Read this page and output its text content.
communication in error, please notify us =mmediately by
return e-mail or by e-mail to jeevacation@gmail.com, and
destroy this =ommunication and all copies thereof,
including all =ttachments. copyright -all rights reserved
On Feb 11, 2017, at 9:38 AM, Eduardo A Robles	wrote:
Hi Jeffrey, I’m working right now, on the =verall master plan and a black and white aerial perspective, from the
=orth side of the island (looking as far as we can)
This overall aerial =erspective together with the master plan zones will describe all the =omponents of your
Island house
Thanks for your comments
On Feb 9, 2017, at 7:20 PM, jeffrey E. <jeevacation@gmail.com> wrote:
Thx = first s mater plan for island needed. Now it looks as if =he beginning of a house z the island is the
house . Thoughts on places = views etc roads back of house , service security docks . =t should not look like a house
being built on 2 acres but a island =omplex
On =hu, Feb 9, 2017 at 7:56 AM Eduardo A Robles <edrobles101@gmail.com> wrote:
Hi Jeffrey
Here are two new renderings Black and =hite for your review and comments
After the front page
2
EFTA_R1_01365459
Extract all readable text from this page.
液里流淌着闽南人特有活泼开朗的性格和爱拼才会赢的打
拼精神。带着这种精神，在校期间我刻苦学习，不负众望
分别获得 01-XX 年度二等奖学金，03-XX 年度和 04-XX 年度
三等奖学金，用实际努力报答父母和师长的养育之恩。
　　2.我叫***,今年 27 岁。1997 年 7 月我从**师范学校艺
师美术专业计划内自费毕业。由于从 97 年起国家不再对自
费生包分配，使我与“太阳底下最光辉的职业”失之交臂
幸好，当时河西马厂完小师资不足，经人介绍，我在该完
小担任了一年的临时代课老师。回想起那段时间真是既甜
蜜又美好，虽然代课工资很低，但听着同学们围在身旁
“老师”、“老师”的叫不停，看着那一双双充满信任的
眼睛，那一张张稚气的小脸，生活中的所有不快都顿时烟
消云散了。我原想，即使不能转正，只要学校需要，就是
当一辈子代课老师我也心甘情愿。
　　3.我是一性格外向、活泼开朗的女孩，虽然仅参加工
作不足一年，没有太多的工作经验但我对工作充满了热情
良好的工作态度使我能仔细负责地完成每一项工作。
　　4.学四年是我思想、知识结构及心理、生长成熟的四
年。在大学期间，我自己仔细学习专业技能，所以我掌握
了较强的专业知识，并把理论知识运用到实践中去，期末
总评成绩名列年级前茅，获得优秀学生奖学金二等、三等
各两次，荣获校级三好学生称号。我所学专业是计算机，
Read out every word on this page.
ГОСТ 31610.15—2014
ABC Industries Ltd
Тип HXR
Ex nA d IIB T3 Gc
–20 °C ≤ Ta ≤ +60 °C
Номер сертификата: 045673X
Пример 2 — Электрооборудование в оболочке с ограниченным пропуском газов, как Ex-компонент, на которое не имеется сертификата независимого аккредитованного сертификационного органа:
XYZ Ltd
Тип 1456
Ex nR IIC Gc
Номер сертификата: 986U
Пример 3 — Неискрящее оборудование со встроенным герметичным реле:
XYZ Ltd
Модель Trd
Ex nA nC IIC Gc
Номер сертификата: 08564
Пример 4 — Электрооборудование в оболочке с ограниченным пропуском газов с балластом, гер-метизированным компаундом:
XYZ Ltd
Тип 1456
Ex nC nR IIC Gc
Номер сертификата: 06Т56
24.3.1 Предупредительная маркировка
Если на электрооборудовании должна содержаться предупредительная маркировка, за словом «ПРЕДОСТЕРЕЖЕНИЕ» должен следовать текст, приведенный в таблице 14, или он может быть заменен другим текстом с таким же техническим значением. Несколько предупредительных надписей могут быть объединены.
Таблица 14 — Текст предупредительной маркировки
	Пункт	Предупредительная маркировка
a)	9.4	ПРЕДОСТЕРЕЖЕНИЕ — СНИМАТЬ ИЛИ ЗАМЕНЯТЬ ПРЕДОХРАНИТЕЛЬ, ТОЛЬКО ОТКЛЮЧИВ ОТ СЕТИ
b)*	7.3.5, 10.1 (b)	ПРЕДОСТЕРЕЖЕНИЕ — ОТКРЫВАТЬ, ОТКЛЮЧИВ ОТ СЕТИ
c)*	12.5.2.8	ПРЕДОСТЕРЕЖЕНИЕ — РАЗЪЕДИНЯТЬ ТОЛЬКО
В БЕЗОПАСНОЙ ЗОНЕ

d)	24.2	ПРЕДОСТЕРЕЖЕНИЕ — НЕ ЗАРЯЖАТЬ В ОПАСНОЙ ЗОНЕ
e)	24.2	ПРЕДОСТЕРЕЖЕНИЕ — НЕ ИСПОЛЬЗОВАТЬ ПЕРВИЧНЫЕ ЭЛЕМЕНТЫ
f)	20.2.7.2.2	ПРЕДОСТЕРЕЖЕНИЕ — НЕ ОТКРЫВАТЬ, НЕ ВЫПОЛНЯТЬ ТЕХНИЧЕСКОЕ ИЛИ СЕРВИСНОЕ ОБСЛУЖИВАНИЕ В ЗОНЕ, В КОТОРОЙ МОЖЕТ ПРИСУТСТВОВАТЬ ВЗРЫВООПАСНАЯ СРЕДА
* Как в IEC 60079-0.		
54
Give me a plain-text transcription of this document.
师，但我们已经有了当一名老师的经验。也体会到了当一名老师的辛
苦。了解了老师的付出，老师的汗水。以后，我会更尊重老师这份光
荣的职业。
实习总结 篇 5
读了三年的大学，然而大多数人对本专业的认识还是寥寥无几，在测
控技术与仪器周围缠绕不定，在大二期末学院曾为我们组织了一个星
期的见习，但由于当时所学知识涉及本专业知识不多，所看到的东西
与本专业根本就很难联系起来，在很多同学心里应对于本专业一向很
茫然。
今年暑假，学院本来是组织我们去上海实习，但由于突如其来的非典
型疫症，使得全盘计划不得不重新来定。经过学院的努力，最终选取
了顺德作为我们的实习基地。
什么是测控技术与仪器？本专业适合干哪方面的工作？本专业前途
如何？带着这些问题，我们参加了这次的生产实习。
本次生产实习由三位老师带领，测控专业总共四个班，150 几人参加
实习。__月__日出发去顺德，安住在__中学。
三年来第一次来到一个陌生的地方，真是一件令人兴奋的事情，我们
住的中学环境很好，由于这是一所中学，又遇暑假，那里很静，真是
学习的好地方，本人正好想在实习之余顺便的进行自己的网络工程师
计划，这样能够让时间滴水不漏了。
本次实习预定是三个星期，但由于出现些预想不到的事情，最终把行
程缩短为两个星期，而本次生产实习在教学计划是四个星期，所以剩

----

Write out all records exactly, keeping every detail.

▸ **Correct output**
Read this page and output its text content.
communication in error, please notify us =mmediately by
return e-mail or by e-mail to jeevacation@gmail.com, and
destroy this =ommunication and all copies thereof,
including all =ttachments. copyright -all rights reserved
On Feb 11, 2017, at 9:38 AM, Eduardo A Robles	wrote:
Hi Jeffrey, I’m working right now, on the =verall master plan and a black and white aerial perspective, from the
=orth side of the island (looking as far as we can)
This overall aerial =erspective together with the master plan zones will describe all the =omponents of your
Island house
Thanks for your comments
On Feb 9, 2017, at 7:20 PM, jeffrey E. <jeevacation@gmail.com> wrote:
Thx = first s mater plan for island needed. Now it looks as if =he beginning of a house z the island is the
house . Thoughts on places = views etc roads back of house , service security docks . =t should not look like a house
being built on 2 acres but a island =omplex
On =hu, Feb 9, 2017 at 7:56 AM Eduardo A Robles <edrobles101@gmail.com> wrote:
Hi Jeffrey
Here are two new renderings Black and =hite for your review and comments
After the front page
2
EFTA_R1_01365459
Extract all readable text from this page.
液里流淌着闽南人特有活泼开朗的性格和爱拼才会赢的打
拼精神。带着这种精神，在校期间我刻苦学习，不负众望
分别获得 01-XX 年度二等奖学金，03-XX 年度和 04-XX 年度
三等奖学金，用实际努力报答父母和师长的养育之恩。
　　2.我叫***,今年 27 岁。1997 年 7 月我从**师范学校艺
师美术专业计划内自费毕业。由于从 97 年起国家不再对自
费生包分配，使我与“太阳底下最光辉的职业”失之交臂
幸好，当时河西马厂完小师资不足，经人介绍，我在该完
小担任了一年的临时代课老师。回想起那段时间真是既甜
蜜又美好，虽然代课工资很低，但听着同学们围在身旁
“老师”、“老师”的叫不停，看着那一双双充满信任的
眼睛，那一张张稚气的小脸，生活中的所有不快都顿时烟
消云散了。我原想，即使不能转正，只要学校需要，就是
当一辈子代课老师我也心甘情愿。
　　3.我是一性格外向、活泼开朗的女孩，虽然仅参加工
作不足一年，没有太多的工作经验但我对工作充满了热情
良好的工作态度使我能仔细负责地完成每一项工作。
　　4.学四年是我思想、知识结构及心理、生长成熟的四
年。在大学期间，我自己仔细学习专业技能，所以我掌握
了较强的专业知识，并把理论知识运用到实践中去，期末
总评成绩名列年级前茅，获得优秀学生奖学金二等、三等
各两次，荣获校级三好学生称号。我所学专业是计算机，
Read out every word on this page.
ГОСТ 31610.15—2014
ABC Industries Ltd
Тип HXR
Ex nA d IIB T3 Gc
–20 °C ≤ Ta ≤ +60 °C
Номер сертификата: 045673X
Пример 2 — Электрооборудование в оболочке с ограниченным пропуском газов, как Ex-компонент, на которое не имеется сертификата независимого аккредитованного сертификационного органа:
XYZ Ltd
Тип 1456
Ex nR IIC Gc
Номер сертификата: 986U
Пример 3 — Неискрящее оборудование со встроенным герметичным реле:
XYZ Ltd
Модель Trd
Ex nA nC IIC Gc
Номер сертификата: 08564
Пример 4 — Электрооборудование в оболочке с ограниченным пропуском газов с балластом, гер-метизированным компаундом:
XYZ Ltd
Тип 1456
Ex nC nR IIC Gc
Номер сертификата: 06Т56
24.3.1 Предупредительная маркировка
Если на электрооборудовании должна содержаться предупредительная маркировка, за словом «ПРЕДОСТЕРЕЖЕНИЕ» должен следовать текст, приведенный в таблице 14, или он может быть заменен другим текстом с таким же техническим значением. Несколько предупредительных надписей могут быть объединены.
Таблица 14 — Текст предупредительной маркировки
	Пункт	Предупредительная маркировка
a)	9.4	ПРЕДОСТЕРЕЖЕНИЕ — СНИМАТЬ ИЛИ ЗАМЕНЯТЬ ПРЕДОХРАНИТЕЛЬ, ТОЛЬКО ОТКЛЮЧИВ ОТ СЕТИ
b)*	7.3.5, 10.1 (b)	ПРЕДОСТЕРЕЖЕНИЕ — ОТКРЫВАТЬ, ОТКЛЮЧИВ ОТ СЕТИ
c)*	12.5.2.8	ПРЕДОСТЕРЕЖЕНИЕ — РАЗЪЕДИНЯТЬ ТОЛЬКО
В БЕЗОПАСНОЙ ЗОНЕ

d)	24.2	ПРЕДОСТЕРЕЖЕНИЕ — НЕ ЗАРЯЖАТЬ В ОПАСНОЙ ЗОНЕ
e)	24.2	ПРЕДОСТЕРЕЖЕНИЕ — НЕ ИСПОЛЬЗОВАТЬ ПЕРВИЧНЫЕ ЭЛЕМЕНТЫ
f)	20.2.7.2.2	ПРЕДОСТЕРЕЖЕНИЕ — НЕ ОТКРЫВАТЬ, НЕ ВЫПОЛНЯТЬ ТЕХНИЧЕСКОЕ ИЛИ СЕРВИСНОЕ ОБСЛУЖИВАНИЕ В ЗОНЕ, В КОТОРОЙ МОЖЕТ ПРИСУТСТВОВАТЬ ВЗРЫВООПАСНАЯ СРЕДА
* Как в IEC 60079-0.		
54
Give me a plain-text transcription of this document.
师，但我们已经有了当一名老师的经验。也体会到了当一名老师的辛
苦。了解了老师的付出，老师的汗水。以后，我会更尊重老师这份光
荣的职业。
实习总结 篇 5
读了三年的大学，然而大多数人对本专业的认识还是寥寥无几，在测
控技术与仪器周围缠绕不定，在大二期末学院曾为我们组织了一个星
期的见习，但由于当时所学知识涉及本专业知识不多，所看到的东西
与本专业根本就很难联系起来，在很多同学心里应对于本专业一向很
茫然。
今年暑假，学院本来是组织我们去上海实习，但由于突如其来的非典
型疫症，使得全盘计划不得不重新来定。经过学院的努力，最终选取
了顺德作为我们的实习基地。
什么是测控技术与仪器？本专业适合干哪方面的工作？本专业前途
如何？带着这些问题，我们参加了这次的生产实习。
本次生产实习由三位老师带领，测控专业总共四个班，150 几人参加
实习。__月__日出发去顺德，安住在__中学。
三年来第一次来到一个陌生的地方，真是一件令人兴奋的事情，我们
住的中学环境很好，由于这是一所中学，又遇暑假，那里很静，真是
学习的好地方，本人正好想在实习之余顺便的进行自己的网络工程师
计划，这样能够让时间滴水不漏了。
本次实习预定是三个星期，但由于出现些预想不到的事情，最终把行
程缩短为两个星期，而本次生产实习在教学计划是四个星期，所以剩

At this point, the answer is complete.